- _EXERCISE INSTRUCTIONS_
Reproduce all entries precisely, down to the last character.

Data excerpts:
◆ ◆ ◆ ◆

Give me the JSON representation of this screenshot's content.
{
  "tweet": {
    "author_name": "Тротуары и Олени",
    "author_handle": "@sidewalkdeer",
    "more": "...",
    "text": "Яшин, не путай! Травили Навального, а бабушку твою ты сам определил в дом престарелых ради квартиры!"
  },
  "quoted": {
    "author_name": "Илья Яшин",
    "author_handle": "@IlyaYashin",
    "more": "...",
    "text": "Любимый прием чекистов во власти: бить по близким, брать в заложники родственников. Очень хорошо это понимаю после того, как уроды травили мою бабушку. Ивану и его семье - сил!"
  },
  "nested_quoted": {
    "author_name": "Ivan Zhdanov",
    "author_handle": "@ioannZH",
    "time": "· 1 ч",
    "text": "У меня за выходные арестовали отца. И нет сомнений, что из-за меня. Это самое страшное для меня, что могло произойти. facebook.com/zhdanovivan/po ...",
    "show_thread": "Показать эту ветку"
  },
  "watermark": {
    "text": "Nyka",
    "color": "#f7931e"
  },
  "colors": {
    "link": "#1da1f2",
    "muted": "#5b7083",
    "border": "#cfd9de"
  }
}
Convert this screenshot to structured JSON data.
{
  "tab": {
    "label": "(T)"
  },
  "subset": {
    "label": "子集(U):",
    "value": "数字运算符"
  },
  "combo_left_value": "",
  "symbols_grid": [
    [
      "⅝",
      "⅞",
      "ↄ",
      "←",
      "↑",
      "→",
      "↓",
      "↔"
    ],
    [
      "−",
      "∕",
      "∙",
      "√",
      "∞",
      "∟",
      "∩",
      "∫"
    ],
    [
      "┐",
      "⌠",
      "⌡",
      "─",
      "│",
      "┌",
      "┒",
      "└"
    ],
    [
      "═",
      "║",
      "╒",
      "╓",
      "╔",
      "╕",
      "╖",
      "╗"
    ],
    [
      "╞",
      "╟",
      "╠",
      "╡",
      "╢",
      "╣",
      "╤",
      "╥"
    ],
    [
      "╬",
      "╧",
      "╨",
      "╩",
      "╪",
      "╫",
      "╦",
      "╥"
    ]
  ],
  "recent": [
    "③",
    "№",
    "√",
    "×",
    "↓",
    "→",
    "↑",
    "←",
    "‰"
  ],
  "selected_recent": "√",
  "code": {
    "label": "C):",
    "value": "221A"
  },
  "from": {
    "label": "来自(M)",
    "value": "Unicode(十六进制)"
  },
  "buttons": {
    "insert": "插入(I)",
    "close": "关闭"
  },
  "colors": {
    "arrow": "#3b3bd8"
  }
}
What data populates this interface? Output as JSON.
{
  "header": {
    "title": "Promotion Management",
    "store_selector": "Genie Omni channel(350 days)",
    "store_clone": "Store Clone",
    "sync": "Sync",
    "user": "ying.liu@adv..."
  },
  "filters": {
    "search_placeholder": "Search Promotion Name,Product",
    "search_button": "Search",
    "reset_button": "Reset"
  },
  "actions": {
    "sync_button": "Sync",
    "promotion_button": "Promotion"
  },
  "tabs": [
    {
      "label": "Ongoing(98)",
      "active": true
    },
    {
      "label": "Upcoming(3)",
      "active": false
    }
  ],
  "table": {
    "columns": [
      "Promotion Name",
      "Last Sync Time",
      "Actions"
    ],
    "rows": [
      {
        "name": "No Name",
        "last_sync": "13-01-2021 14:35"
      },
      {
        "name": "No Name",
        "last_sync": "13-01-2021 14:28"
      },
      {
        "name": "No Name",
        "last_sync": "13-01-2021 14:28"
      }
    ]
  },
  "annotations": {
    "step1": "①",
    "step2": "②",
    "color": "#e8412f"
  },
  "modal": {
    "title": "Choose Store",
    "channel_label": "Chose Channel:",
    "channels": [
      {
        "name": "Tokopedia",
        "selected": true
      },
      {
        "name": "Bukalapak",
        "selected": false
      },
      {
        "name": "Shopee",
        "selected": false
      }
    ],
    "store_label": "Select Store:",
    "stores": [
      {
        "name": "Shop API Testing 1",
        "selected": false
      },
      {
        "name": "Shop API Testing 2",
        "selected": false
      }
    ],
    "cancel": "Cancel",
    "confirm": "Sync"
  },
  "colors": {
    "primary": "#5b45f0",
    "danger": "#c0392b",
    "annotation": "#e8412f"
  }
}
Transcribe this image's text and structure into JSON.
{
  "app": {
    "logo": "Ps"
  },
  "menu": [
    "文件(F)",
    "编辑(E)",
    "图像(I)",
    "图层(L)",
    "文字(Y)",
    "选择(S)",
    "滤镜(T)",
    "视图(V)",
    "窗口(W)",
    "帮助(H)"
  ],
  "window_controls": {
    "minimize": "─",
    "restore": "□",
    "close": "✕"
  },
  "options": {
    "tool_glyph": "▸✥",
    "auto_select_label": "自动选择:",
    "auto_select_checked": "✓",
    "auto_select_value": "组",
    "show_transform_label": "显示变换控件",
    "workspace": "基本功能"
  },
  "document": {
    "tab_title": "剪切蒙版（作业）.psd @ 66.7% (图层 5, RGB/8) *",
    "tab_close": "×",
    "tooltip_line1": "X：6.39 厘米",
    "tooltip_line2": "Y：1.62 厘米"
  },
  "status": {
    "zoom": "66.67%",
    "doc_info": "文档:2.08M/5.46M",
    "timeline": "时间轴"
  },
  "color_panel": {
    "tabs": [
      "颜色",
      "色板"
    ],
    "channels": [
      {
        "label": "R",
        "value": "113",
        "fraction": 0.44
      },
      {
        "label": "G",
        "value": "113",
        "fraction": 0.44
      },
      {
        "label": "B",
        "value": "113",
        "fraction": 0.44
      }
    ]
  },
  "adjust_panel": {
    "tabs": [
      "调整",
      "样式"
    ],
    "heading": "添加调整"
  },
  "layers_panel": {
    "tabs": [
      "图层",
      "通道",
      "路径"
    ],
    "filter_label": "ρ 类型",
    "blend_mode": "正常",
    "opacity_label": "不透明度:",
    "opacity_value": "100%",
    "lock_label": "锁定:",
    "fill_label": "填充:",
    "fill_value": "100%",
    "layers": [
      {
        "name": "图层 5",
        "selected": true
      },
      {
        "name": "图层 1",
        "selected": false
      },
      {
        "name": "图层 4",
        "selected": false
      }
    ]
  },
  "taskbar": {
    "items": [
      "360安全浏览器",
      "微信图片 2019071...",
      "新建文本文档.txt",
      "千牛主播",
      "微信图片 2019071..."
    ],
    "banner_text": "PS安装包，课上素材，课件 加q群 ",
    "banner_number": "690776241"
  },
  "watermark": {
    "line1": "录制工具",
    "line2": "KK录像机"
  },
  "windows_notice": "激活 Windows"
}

◆ ◆ ◆ ◆

- _SOLUTION TO THE EXERCISE_
Give me the JSON representation of this screenshot's content.
{
  "tweet": {
    "author_name": "Тротуары и Олени",
    "author_handle": "@sidewalkdeer",
    "more": "...",
    "text": "Яшин, не путай! Травили Навального, а бабушку твою ты сам определил в дом престарелых ради квартиры!"
  },
  "quoted": {
    "author_name": "Илья Яшин",
    "author_handle": "@IlyaYashin",
    "more": "...",
    "text": "Любимый прием чекистов во власти: бить по близким, брать в заложники родственников. Очень хорошо это понимаю после того, как уроды травили мою бабушку. Ивану и его семье - сил!"
  },
  "nested_quoted": {
    "author_name": "Ivan Zhdanov",
    "author_handle": "@ioannZH",
    "time": "· 1 ч",
    "text": "У меня за выходные арестовали отца. И нет сомнений, что из-за меня. Это самое страшное для меня, что могло произойти. facebook.com/zhdanovivan/po ...",
    "show_thread": "Показать эту ветку"
  },
  "watermark": {
    "text": "Nyka",
    "color": "#f7931e"
  },
  "colors": {
    "link": "#1da1f2",
    "muted": "#5b7083",
    "border": "#cfd9de"
  }
}
Convert this screenshot to structured JSON data.
{
  "tab": {
    "label": "(T)"
  },
  "subset": {
    "label": "子集(U):",
    "value": "数字运算符"
  },
  "combo_left_value": "",
  "symbols_grid": [
    [
      "⅝",
      "⅞",
      "ↄ",
      "←",
      "↑",
      "→",
      "↓",
      "↔"
    ],
    [
      "−",
      "∕",
      "∙",
      "√",
      "∞",
      "∟",
      "∩",
      "∫"
    ],
    [
      "┐",
      "⌠",
      "⌡",
      "─",
      "│",
      "┌",
      "┒",
      "└"
    ],
    [
      "═",
      "║",
      "╒",
      "╓",
      "╔",
      "╕",
      "╖",
      "╗"
    ],
    [
      "╞",
      "╟",
      "╠",
      "╡",
      "╢",
      "╣",
      "╤",
      "╥"
    ],
    [
      "╬",
      "╧",
      "╨",
      "╩",
      "╪",
      "╫",
      "╦",
      "╥"
    ]
  ],
  "recent": [
    "③",
    "№",
    "√",
    "×",
    "↓",
    "→",
    "↑",
    "←",
    "‰"
  ],
  "selected_recent": "√",
  "code": {
    "label": "C):",
    "value": "221A"
  },
  "from": {
    "label": "来自(M)",
    "value": "Unicode(十六进制)"
  },
  "buttons": {
    "insert": "插入(I)",
    "close": "关闭"
  },
  "colors": {
    "arrow": "#3b3bd8"
  }
}
What data populates this interface? Output as JSON.
{
  "header": {
    "title": "Promotion Management",
    "store_selector": "Genie Omni channel(350 days)",
    "store_clone": "Store Clone",
    "sync": "Sync",
    "user": "ying.liu@adv..."
  },
  "filters": {
    "search_placeholder": "Search Promotion Name,Product",
    "search_button": "Search",
    "reset_button": "Reset"
  },
  "actions": {
    "sync_button": "Sync",
    "promotion_button": "Promotion"
  },
  "tabs": [
    {
      "label": "Ongoing(98)",
      "active": true
    },
    {
      "label": "Upcoming(3)",
      "active": false
    }
  ],
  "table": {
    "columns": [
      "Promotion Name",
      "Last Sync Time",
      "Actions"
    ],
    "rows": [
      {
        "name": "No Name",
        "last_sync": "13-01-2021 14:35"
      },
      {
        "name": "No Name",
        "last_sync": "13-01-2021 14:28"
      },
      {
        "name": "No Name",
        "last_sync": "13-01-2021 14:28"
      }
    ]
  },
  "annotations": {
    "step1": "①",
    "step2": "②",
    "color": "#e8412f"
  },
  "modal": {
    "title": "Choose Store",
    "channel_label": "Chose Channel:",
    "channels": [
      {
        "name": "Tokopedia",
        "selected": true
      },
      {
        "name": "Bukalapak",
        "selected": false
      },
      {
        "name": "Shopee",
        "selected": false
      }
    ],
    "store_label": "Select Store:",
    "stores": [
      {
        "name": "Shop API Testing 1",
        "selected": false
      },
      {
        "name": "Shop API Testing 2",
        "selected": false
      }
    ],
    "cancel": "Cancel",
    "confirm": "Sync"
  },
  "colors": {
    "primary": "#5b45f0",
    "danger": "#c0392b",
    "annotation": "#e8412f"
  }
}
Transcribe this image's text and structure into JSON.
{
  "app": {
    "logo": "Ps"
  },
  "menu": [
    "文件(F)",
    "编辑(E)",
    "图像(I)",
    "图层(L)",
    "文字(Y)",
    "选择(S)",
    "滤镜(T)",
    "视图(V)",
    "窗口(W)",
    "帮助(H)"
  ],
  "window_controls": {
    "minimize": "─",
    "restore": "□",
    "close": "✕"
  },
  "options": {
    "tool_glyph": "▸✥",
    "auto_select_label": "自动选择:",
    "auto_select_checked": "✓",
    "auto_select_value": "组",
    "show_transform_label": "显示变换控件",
    "workspace": "基本功能"
  },
  "document": {
    "tab_title": "剪切蒙版（作业）.psd @ 66.7% (图层 5, RGB/8) *",
    "tab_close": "×",
    "tooltip_line1": "X：6.39 厘米",
    "tooltip_line2": "Y：1.62 厘米"
  },
  "status": {
    "zoom": "66.67%",
    "doc_info": "文档:2.08M/5.46M",
    "timeline": "时间轴"
  },
  "color_panel": {
    "tabs": [
      "颜色",
      "色板"
    ],
    "channels": [
      {
        "label": "R",
        "value": "113",
        "fraction": 0.44
      },
      {
        "label": "G",
        "value": "113",
        "fraction": 0.44
      },
      {
        "label": "B",
        "value": "113",
        "fraction": 0.44
      }
    ]
  },
  "adjust_panel": {
    "tabs": [
      "调整",
      "样式"
    ],
    "heading": "添加调整"
  },
  "layers_panel": {
    "tabs": [
      "图层",
      "通道",
      "路径"
    ],
    "filter_label": "ρ 类型",
    "blend_mode": "正常",
    "opacity_label": "不透明度:",
    "opacity_value": "100%",
    "lock_label": "锁定:",
    "fill_label": "填充:",
    "fill_value": "100%",
    "layers": [
      {
        "name": "图层 5",
        "selected": true
      },
      {
        "name": "图层 1",
        "selected": false
      },
      {
        "name": "图层 4",
        "selected": false
      }
    ]
  },
  "taskbar": {
    "items": [
      "360安全浏览器",
      "微信图片 2019071...",
      "新建文本文档.txt",
      "千牛主播",
      "微信图片 2019071..."
    ],
    "banner_text": "PS安装包，课上素材，课件 加q群 ",
    "banner_number": "690776241"
  },
  "watermark": {
    "line1": "录制工具",
    "line2": "KK录像机"
  },
  "windows_notice": "激活 Windows"
}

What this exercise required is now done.